- Objective: Extract all of the entries and give them again, word for word.

- Material for this task:

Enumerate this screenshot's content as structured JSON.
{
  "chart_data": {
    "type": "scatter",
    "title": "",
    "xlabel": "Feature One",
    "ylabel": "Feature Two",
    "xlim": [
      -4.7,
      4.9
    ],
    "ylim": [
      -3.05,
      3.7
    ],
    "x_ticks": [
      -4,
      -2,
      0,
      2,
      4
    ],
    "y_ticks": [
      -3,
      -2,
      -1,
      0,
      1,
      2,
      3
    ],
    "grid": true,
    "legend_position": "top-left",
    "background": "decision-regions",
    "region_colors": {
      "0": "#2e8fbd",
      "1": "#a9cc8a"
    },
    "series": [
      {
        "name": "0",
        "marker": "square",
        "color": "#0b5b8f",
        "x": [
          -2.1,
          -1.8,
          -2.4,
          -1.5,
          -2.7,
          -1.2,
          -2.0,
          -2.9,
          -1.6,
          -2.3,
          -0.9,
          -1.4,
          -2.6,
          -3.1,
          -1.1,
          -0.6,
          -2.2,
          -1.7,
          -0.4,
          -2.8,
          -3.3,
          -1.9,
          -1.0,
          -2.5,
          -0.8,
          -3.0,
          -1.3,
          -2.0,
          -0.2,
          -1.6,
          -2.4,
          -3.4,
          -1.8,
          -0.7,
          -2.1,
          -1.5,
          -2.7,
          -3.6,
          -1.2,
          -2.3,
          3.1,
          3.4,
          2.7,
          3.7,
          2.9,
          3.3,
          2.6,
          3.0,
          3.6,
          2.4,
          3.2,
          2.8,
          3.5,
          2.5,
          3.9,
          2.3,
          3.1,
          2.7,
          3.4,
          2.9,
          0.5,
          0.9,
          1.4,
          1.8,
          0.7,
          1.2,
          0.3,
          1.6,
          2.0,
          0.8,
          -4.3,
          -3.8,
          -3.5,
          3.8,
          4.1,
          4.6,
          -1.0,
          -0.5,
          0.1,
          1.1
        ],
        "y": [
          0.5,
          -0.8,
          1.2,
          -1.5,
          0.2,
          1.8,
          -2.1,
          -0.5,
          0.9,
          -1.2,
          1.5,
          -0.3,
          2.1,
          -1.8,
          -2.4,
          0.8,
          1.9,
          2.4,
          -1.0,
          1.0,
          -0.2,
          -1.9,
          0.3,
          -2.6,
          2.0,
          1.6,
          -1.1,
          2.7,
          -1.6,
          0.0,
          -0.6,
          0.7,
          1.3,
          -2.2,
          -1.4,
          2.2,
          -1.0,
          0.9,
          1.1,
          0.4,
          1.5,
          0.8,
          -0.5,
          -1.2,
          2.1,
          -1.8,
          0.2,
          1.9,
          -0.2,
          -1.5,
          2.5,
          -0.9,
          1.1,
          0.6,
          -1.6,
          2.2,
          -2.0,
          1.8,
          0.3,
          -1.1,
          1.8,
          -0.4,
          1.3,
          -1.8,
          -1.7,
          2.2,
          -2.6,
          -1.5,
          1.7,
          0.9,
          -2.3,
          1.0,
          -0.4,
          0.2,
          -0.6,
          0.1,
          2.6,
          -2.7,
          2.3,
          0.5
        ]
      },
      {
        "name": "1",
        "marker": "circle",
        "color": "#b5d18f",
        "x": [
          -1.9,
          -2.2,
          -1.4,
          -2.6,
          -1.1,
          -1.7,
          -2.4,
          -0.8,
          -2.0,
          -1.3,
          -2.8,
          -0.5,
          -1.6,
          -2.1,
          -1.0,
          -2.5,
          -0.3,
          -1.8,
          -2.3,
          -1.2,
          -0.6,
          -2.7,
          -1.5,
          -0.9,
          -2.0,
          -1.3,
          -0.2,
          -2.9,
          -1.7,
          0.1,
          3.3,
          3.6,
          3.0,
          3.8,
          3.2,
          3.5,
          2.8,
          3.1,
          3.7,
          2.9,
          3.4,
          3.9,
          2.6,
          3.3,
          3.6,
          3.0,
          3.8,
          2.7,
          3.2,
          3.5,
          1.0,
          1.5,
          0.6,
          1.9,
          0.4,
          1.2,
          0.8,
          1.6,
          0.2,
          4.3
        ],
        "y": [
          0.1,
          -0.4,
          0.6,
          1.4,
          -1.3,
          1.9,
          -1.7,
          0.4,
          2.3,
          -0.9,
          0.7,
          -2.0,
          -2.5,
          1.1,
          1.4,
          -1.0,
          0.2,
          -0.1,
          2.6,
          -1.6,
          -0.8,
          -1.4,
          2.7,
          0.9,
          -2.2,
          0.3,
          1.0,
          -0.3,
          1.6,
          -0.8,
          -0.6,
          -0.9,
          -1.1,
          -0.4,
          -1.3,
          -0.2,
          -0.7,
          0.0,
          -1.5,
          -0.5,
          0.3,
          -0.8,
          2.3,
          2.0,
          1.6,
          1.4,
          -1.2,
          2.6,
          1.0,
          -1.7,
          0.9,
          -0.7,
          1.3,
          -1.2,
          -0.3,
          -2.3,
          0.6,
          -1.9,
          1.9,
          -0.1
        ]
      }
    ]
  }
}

- Reply:
Enumerate this screenshot's content as structured JSON.
{
  "chart_data": {
    "type": "scatter",
    "title": "",
    "xlabel": "Feature One",
    "ylabel": "Feature Two",
    "xlim": [
      -4.7,
      4.9
    ],
    "ylim": [
      -3.05,
      3.7
    ],
    "x_ticks": [
      -4,
      -2,
      0,
      2,
      4
    ],
    "y_ticks": [
      -3,
      -2,
      -1,
      0,
      1,
      2,
      3
    ],
    "grid": true,
    "legend_position": "top-left",
    "background": "decision-regions",
    "region_colors": {
      "0": "#2e8fbd",
      "1": "#a9cc8a"
    },
    "series": [
      {
        "name": "0",
        "marker": "square",
        "color": "#0b5b8f",
        "x": [
          -2.1,
          -1.8,
          -2.4,
          -1.5,
          -2.7,
          -1.2,
          -2.0,
          -2.9,
          -1.6,
          -2.3,
          -0.9,
          -1.4,
          -2.6,
          -3.1,
          -1.1,
          -0.6,
          -2.2,
          -1.7,
          -0.4,
          -2.8,
          -3.3,
          -1.9,
          -1.0,
          -2.5,
          -0.8,
          -3.0,
          -1.3,
          -2.0,
          -0.2,
          -1.6,
          -2.4,
          -3.4,
          -1.8,
          -0.7,
          -2.1,
          -1.5,
          -2.7,
          -3.6,
          -1.2,
          -2.3,
          3.1,
          3.4,
          2.7,
          3.7,
          2.9,
          3.3,
          2.6,
          3.0,
          3.6,
          2.4,
          3.2,
          2.8,
          3.5,
          2.5,
          3.9,
          2.3,
          3.1,
          2.7,
          3.4,
          2.9,
          0.5,
          0.9,
          1.4,
          1.8,
          0.7,
          1.2,
          0.3,
          1.6,
          2.0,
          0.8,
          -4.3,
          -3.8,
          -3.5,
          3.8,
          4.1,
          4.6,
          -1.0,
          -0.5,
          0.1,
          1.1
        ],
        "y": [
          0.5,
          -0.8,
          1.2,
          -1.5,
          0.2,
          1.8,
          -2.1,
          -0.5,
          0.9,
          -1.2,
          1.5,
          -0.3,
          2.1,
          -1.8,
          -2.4,
          0.8,
          1.9,
          2.4,
          -1.0,
          1.0,
          -0.2,
          -1.9,
          0.3,
          -2.6,
          2.0,
          1.6,
          -1.1,
          2.7,
          -1.6,
          0.0,
          -0.6,
          0.7,
          1.3,
          -2.2,
          -1.4,
          2.2,
          -1.0,
          0.9,
          1.1,
          0.4,
          1.5,
          0.8,
          -0.5,
          -1.2,
          2.1,
          -1.8,
          0.2,
          1.9,
          -0.2,
          -1.5,
          2.5,
          -0.9,
          1.1,
          0.6,
          -1.6,
          2.2,
          -2.0,
          1.8,
          0.3,
          -1.1,
          1.8,
          -0.4,
          1.3,
          -1.8,
          -1.7,
          2.2,
          -2.6,
          -1.5,
          1.7,
          0.9,
          -2.3,
          1.0,
          -0.4,
          0.2,
          -0.6,
          0.1,
          2.6,
          -2.7,
          2.3,
          0.5
        ]
      },
      {
        "name": "1",
        "marker": "circle",
        "color": "#b5d18f",
        "x": [
          -1.9,
          -2.2,
          -1.4,
          -2.6,
          -1.1,
          -1.7,
          -2.4,
          -0.8,
          -2.0,
          -1.3,
          -2.8,
          -0.5,
          -1.6,
          -2.1,
          -1.0,
          -2.5,
          -0.3,
          -1.8,
          -2.3,
          -1.2,
          -0.6,
          -2.7,
          -1.5,
          -0.9,
          -2.0,
          -1.3,
          -0.2,
          -2.9,
          -1.7,
          0.1,
          3.3,
          3.6,
          3.0,
          3.8,
          3.2,
          3.5,
          2.8,
          3.1,
          3.7,
          2.9,
          3.4,
          3.9,
          2.6,
          3.3,
          3.6,
          3.0,
          3.8,
          2.7,
          3.2,
          3.5,
          1.0,
          1.5,
          0.6,
          1.9,
          0.4,
          1.2,
          0.8,
          1.6,
          0.2,
          4.3
        ],
        "y": [
          0.1,
          -0.4,
          0.6,
          1.4,
          -1.3,
          1.9,
          -1.7,
          0.4,
          2.3,
          -0.9,
          0.7,
          -2.0,
          -2.5,
          1.1,
          1.4,
          -1.0,
          0.2,
          -0.1,
          2.6,
          -1.6,
          -0.8,
          -1.4,
          2.7,
          0.9,
          -2.2,
          0.3,
          1.0,
          -0.3,
          1.6,
          -0.8,
          -0.6,
          -0.9,
          -1.1,
          -0.4,
          -1.3,
          -0.2,
          -0.7,
          0.0,
          -1.5,
          -0.5,
          0.3,
          -0.8,
          2.3,
          2.0,
          1.6,
          1.4,
          -1.2,
          2.6,
          1.0,
          -1.7,
          0.9,
          -0.7,
          1.3,
          -1.2,
          -0.3,
          -2.3,
          0.6,
          -1.9,
          1.9,
          -0.1
        ]
      }
    ]
  }
}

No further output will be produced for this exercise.